Written task: Collect each line holding the string "title".

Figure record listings

────

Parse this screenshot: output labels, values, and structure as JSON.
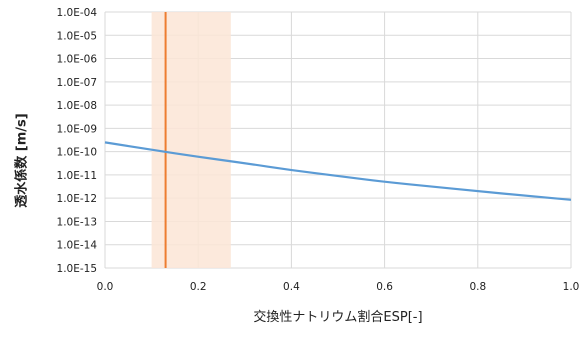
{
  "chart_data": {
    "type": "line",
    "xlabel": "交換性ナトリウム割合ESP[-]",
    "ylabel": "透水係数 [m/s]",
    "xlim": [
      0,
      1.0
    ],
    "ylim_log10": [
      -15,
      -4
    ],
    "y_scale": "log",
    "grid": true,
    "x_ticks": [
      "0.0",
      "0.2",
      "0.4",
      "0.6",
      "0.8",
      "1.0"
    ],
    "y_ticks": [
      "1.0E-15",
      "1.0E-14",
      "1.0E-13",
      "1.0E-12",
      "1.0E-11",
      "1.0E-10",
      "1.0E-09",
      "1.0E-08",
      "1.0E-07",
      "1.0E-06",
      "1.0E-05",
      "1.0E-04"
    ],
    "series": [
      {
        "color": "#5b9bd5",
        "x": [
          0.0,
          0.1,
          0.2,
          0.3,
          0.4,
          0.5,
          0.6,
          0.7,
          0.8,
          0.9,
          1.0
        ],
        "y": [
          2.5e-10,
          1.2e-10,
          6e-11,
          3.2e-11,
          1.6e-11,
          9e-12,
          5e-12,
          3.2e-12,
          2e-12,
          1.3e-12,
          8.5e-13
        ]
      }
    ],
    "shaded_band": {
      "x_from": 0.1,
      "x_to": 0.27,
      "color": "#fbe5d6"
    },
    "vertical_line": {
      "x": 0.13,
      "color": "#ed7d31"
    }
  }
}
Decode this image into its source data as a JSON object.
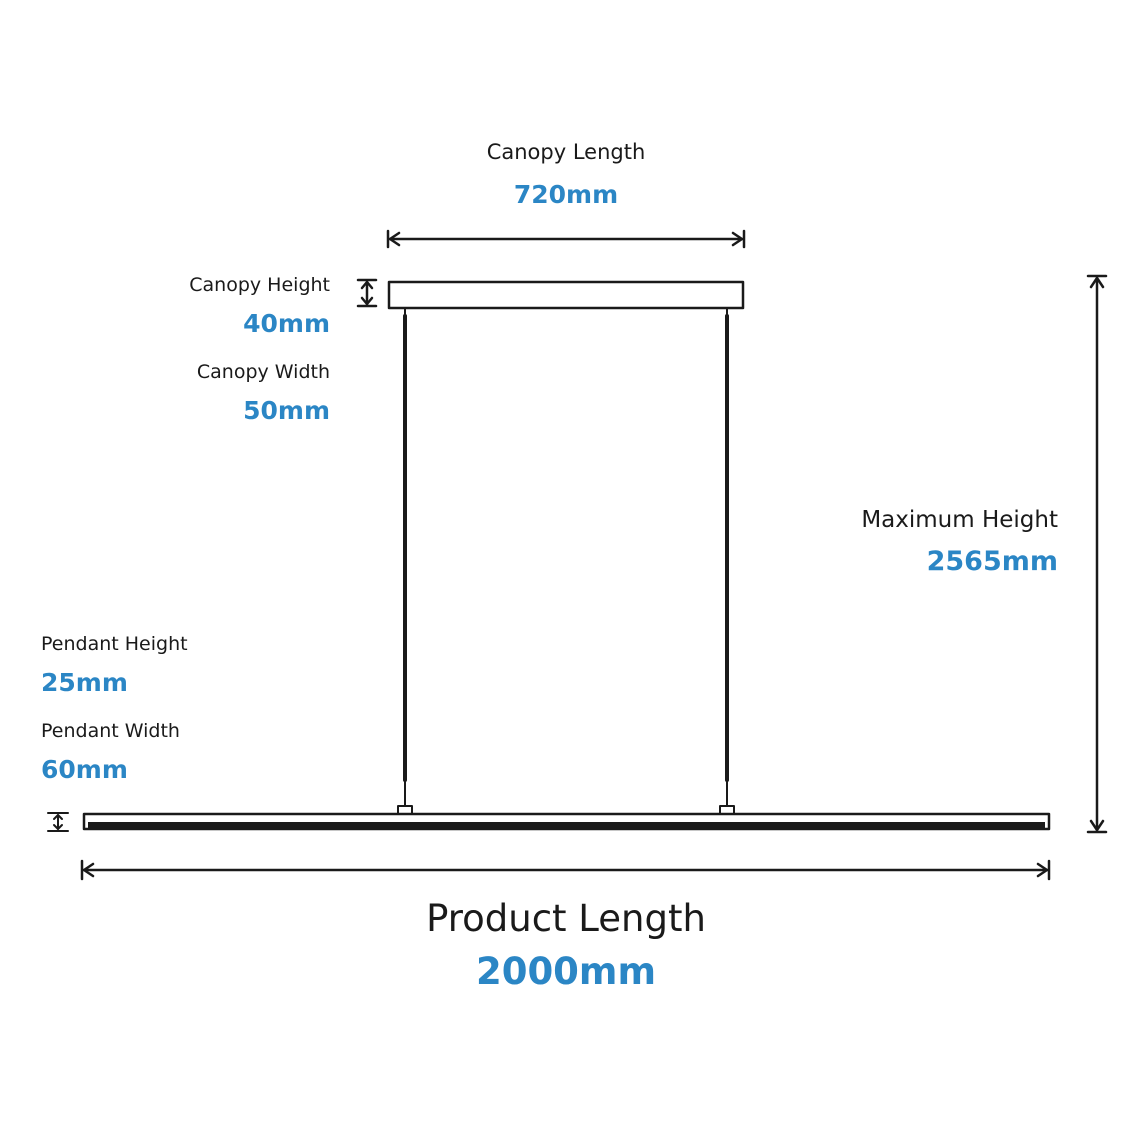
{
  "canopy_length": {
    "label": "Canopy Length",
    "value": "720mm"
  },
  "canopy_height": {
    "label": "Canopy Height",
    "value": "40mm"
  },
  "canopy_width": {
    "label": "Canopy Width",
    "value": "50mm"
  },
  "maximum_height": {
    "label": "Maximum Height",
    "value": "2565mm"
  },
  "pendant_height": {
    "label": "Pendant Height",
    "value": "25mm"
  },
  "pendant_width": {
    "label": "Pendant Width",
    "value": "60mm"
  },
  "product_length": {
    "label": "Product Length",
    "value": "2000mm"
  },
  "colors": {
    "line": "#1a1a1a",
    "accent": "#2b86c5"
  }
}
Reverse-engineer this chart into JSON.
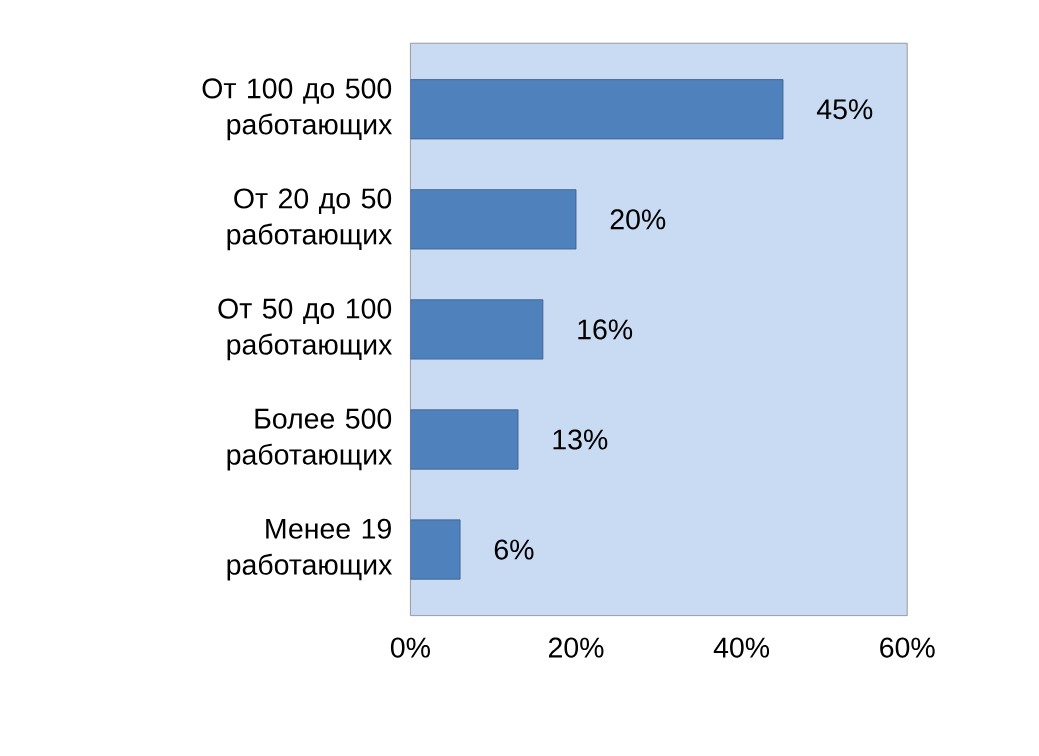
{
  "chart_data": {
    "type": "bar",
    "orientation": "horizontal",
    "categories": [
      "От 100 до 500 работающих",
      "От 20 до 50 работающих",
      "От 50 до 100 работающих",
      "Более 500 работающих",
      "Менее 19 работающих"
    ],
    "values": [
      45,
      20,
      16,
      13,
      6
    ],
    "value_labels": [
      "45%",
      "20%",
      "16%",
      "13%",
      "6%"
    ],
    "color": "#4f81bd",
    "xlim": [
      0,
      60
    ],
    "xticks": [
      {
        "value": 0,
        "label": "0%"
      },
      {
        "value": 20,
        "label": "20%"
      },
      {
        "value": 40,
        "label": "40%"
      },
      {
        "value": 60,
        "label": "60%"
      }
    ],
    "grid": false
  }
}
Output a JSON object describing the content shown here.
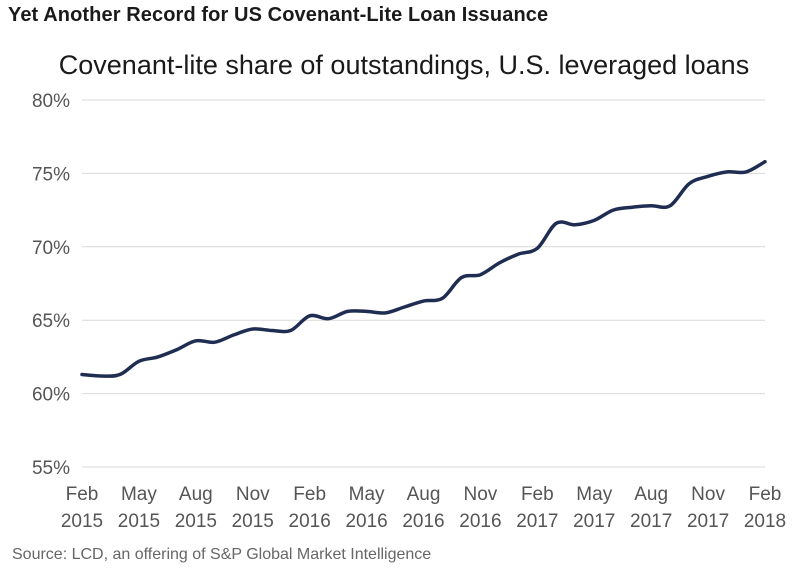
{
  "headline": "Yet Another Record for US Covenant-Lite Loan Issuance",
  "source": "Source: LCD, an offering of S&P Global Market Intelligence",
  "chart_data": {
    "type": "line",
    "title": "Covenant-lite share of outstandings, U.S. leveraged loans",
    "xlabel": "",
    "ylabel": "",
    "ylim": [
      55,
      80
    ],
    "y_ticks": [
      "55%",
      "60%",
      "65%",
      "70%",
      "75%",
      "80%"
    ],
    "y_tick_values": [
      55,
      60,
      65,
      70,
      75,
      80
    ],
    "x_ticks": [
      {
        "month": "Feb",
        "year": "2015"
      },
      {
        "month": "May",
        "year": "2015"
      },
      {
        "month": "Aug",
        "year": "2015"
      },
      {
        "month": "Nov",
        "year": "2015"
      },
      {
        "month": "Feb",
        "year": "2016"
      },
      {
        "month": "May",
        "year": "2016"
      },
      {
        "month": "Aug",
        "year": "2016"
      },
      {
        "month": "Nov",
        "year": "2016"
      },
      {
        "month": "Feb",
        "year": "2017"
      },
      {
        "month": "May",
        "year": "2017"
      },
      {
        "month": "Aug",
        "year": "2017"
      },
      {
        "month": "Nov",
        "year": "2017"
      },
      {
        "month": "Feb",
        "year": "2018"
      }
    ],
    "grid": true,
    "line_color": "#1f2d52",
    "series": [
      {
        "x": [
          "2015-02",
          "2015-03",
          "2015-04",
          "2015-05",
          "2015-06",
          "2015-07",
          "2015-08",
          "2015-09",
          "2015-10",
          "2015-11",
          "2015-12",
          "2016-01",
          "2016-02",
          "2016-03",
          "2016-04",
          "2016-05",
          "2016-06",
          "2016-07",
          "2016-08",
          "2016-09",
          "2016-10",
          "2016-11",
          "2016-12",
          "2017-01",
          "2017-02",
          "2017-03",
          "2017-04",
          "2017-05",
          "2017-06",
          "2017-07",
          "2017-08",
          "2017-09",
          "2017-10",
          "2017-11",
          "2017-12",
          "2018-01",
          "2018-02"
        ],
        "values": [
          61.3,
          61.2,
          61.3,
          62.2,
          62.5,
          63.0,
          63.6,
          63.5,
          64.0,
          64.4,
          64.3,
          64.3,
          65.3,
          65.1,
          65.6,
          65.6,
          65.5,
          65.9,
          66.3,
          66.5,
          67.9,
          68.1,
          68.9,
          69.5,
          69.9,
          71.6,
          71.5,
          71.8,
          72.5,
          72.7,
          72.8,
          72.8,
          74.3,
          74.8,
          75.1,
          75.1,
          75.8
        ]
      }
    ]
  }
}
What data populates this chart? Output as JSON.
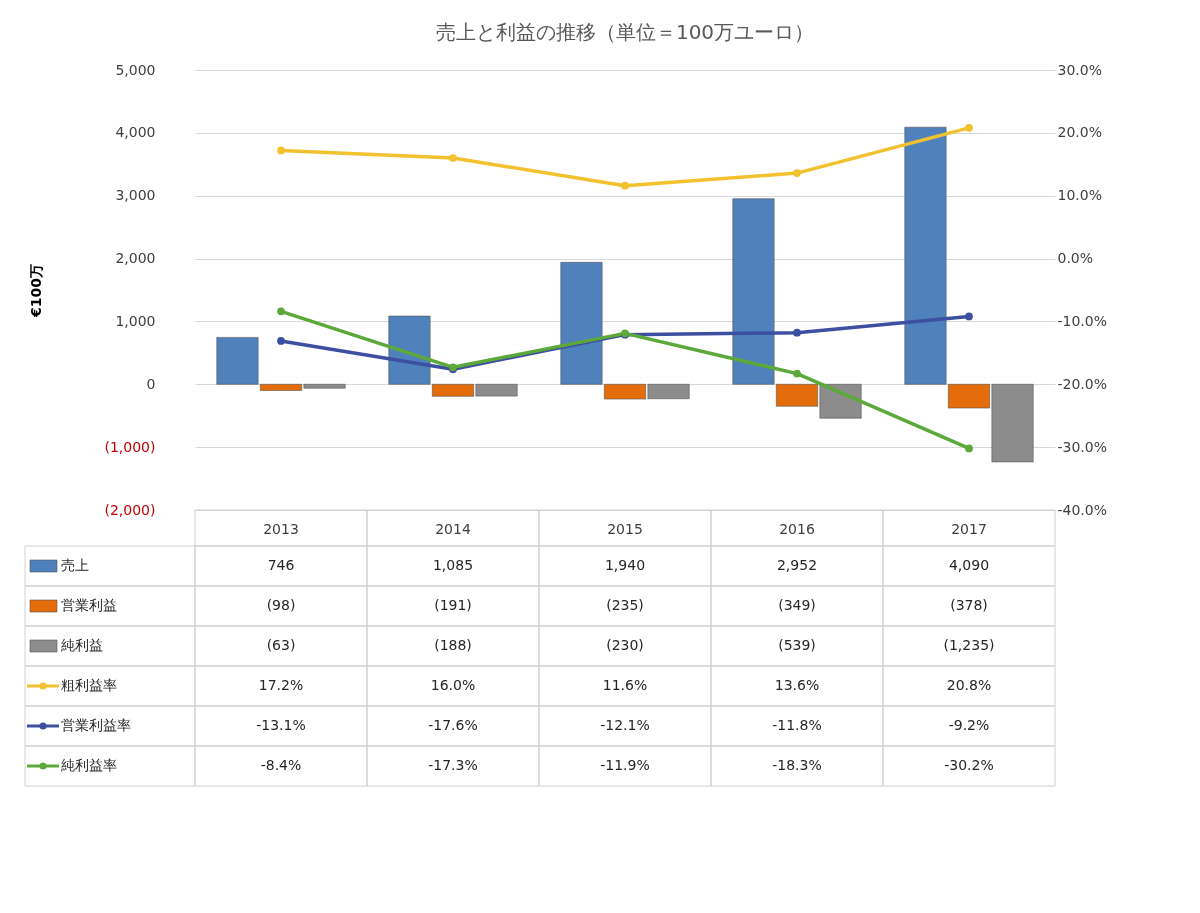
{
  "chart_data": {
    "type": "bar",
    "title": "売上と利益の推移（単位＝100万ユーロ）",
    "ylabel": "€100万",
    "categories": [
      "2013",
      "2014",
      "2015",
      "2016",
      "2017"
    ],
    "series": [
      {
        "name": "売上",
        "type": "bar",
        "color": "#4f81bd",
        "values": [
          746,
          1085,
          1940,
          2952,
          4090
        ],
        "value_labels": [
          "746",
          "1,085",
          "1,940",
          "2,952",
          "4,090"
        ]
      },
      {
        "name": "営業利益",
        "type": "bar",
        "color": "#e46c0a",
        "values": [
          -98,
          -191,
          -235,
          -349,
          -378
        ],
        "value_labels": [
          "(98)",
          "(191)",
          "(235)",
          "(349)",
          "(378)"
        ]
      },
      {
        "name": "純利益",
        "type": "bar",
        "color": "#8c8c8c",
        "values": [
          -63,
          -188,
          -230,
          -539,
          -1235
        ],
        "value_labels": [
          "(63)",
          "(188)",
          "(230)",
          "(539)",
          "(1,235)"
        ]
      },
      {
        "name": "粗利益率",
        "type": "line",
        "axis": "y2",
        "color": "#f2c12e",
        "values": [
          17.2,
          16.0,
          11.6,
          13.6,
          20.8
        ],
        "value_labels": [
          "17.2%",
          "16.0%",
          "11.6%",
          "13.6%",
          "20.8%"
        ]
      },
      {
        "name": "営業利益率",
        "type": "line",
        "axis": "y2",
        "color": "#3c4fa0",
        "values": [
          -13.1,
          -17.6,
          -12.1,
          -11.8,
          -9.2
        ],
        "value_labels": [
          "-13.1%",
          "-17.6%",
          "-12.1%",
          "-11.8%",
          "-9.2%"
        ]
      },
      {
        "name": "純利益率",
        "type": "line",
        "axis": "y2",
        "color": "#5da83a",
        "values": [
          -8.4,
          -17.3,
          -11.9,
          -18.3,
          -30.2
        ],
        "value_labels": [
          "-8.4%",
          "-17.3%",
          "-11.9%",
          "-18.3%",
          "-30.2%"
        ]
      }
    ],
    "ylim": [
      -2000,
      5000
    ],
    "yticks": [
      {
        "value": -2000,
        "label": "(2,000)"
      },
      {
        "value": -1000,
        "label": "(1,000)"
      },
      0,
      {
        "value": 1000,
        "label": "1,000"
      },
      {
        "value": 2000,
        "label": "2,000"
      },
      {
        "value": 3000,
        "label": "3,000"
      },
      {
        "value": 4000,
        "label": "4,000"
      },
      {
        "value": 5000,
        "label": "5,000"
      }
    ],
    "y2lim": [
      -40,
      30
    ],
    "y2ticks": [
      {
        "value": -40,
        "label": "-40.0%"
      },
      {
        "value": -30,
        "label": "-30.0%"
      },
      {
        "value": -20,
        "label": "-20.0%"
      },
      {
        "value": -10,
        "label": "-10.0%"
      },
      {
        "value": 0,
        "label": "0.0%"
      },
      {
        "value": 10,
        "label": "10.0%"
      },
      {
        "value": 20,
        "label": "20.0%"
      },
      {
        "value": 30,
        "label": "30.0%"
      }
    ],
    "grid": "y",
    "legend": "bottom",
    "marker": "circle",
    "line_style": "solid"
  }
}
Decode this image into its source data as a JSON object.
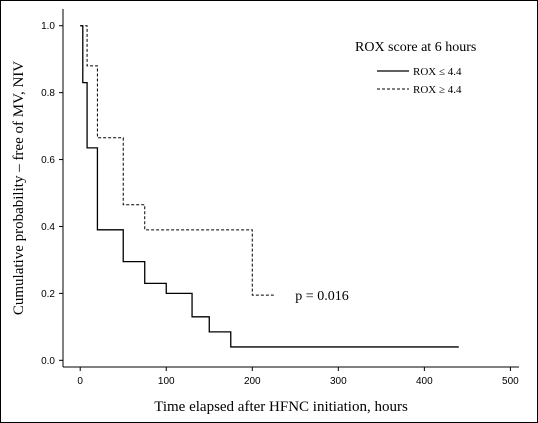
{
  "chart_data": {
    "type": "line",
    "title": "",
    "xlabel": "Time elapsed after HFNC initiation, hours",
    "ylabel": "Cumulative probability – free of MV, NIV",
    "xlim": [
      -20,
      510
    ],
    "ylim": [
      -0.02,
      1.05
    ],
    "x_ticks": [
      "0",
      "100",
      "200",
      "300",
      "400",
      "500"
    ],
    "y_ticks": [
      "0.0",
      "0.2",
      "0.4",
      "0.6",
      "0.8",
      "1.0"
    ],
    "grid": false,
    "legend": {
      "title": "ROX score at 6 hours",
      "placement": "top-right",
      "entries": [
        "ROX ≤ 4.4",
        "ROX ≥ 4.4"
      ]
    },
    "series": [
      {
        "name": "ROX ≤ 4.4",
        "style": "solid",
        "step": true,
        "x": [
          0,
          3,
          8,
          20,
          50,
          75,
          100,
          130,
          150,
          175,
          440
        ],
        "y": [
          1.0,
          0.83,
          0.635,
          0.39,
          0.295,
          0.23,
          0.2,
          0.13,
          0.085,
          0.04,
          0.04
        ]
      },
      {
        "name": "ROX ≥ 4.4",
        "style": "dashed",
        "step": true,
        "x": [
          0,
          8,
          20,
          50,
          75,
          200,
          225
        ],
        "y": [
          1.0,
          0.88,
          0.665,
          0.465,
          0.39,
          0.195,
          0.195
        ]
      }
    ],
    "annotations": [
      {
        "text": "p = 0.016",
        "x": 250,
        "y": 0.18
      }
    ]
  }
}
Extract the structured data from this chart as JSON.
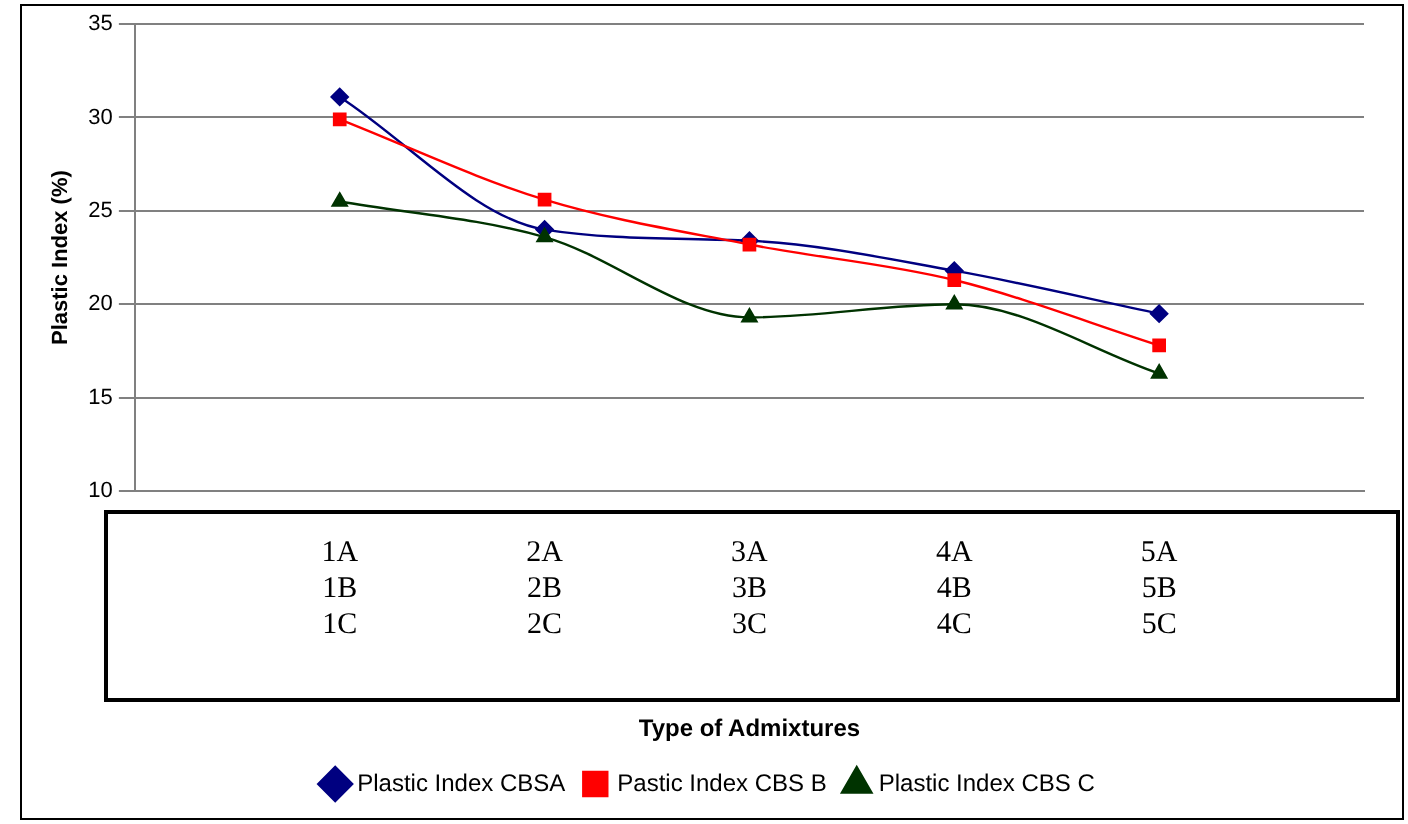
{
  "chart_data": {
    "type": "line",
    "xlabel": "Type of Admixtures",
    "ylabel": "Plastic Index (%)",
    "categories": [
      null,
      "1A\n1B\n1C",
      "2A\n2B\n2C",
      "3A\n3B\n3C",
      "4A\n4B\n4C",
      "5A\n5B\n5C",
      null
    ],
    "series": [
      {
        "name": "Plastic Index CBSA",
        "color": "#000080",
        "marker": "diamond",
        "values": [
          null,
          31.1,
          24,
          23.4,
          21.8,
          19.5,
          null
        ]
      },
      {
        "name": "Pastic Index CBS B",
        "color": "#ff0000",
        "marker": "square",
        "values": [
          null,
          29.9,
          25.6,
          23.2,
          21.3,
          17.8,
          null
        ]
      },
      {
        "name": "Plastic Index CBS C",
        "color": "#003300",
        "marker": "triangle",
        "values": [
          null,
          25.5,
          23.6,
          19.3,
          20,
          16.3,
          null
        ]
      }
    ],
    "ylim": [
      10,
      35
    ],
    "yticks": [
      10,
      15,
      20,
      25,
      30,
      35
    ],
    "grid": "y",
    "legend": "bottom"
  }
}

────

The result:
    "title": "Covenant-lite share of outstandings, U.S. leveraged loans",
    "title": "売上と利益の推移（単位＝100万ユーロ）",
    "title": "",
      "title": "ROX score at 6 hours",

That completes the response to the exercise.